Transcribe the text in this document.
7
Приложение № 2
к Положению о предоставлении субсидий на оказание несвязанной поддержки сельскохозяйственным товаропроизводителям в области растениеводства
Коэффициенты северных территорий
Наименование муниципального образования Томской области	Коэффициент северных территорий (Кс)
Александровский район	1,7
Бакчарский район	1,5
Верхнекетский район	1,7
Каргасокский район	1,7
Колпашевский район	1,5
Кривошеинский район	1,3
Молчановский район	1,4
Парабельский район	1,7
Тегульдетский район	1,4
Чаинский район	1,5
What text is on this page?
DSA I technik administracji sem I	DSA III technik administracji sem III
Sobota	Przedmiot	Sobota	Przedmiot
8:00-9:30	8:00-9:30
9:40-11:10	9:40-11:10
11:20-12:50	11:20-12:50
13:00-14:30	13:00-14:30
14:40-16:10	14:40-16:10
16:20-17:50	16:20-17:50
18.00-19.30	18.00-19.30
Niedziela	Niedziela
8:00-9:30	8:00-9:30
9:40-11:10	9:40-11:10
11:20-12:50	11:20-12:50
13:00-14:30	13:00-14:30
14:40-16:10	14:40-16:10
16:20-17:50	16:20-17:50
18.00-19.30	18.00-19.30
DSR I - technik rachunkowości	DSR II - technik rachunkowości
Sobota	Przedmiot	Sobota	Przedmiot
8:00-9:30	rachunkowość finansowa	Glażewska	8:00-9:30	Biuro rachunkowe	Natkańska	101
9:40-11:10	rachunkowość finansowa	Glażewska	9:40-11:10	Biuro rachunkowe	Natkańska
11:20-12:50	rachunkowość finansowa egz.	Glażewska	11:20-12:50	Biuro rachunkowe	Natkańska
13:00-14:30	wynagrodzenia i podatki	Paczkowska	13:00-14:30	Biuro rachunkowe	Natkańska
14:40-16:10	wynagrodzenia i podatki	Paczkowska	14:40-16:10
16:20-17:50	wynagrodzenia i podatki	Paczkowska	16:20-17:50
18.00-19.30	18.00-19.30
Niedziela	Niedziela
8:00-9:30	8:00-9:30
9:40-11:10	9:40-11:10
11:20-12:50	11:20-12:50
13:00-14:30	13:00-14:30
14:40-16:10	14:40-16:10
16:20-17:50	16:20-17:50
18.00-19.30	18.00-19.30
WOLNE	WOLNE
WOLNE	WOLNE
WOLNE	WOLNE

================================

**Stated goal:**
Reproduce the entries above in full by retyping them exactly.

**Correct output:**
Transcribe the text in this document.
7
Приложение № 2
к Положению о предоставлении субсидий на оказание несвязанной поддержки сельскохозяйственным товаропроизводителям в области растениеводства
Коэффициенты северных территорий
Наименование муниципального образования Томской области	Коэффициент северных территорий (Кс)
Александровский район	1,7
Бакчарский район	1,5
Верхнекетский район	1,7
Каргасокский район	1,7
Колпашевский район	1,5
Кривошеинский район	1,3
Молчановский район	1,4
Парабельский район	1,7
Тегульдетский район	1,4
Чаинский район	1,5
What text is on this page?
DSA I technik administracji sem I	DSA III technik administracji sem III
Sobota	Przedmiot	Sobota	Przedmiot
8:00-9:30	8:00-9:30
9:40-11:10	9:40-11:10
11:20-12:50	11:20-12:50
13:00-14:30	13:00-14:30
14:40-16:10	14:40-16:10
16:20-17:50	16:20-17:50
18.00-19.30	18.00-19.30
Niedziela	Niedziela
8:00-9:30	8:00-9:30
9:40-11:10	9:40-11:10
11:20-12:50	11:20-12:50
13:00-14:30	13:00-14:30
14:40-16:10	14:40-16:10
16:20-17:50	16:20-17:50
18.00-19.30	18.00-19.30
DSR I - technik rachunkowości	DSR II - technik rachunkowości
Sobota	Przedmiot	Sobota	Przedmiot
8:00-9:30	rachunkowość finansowa	Glażewska	8:00-9:30	Biuro rachunkowe	Natkańska	101
9:40-11:10	rachunkowość finansowa	Glażewska	9:40-11:10	Biuro rachunkowe	Natkańska
11:20-12:50	rachunkowość finansowa egz.	Glażewska	11:20-12:50	Biuro rachunkowe	Natkańska
13:00-14:30	wynagrodzenia i podatki	Paczkowska	13:00-14:30	Biuro rachunkowe	Natkańska
14:40-16:10	wynagrodzenia i podatki	Paczkowska	14:40-16:10
16:20-17:50	wynagrodzenia i podatki	Paczkowska	16:20-17:50
18.00-19.30	18.00-19.30
Niedziela	Niedziela
8:00-9:30	8:00-9:30
9:40-11:10	9:40-11:10
11:20-12:50	11:20-12:50
13:00-14:30	13:00-14:30
14:40-16:10	14:40-16:10
16:20-17:50	16:20-17:50
18.00-19.30	18.00-19.30
WOLNE	WOLNE
WOLNE	WOLNE
WOLNE	WOLNE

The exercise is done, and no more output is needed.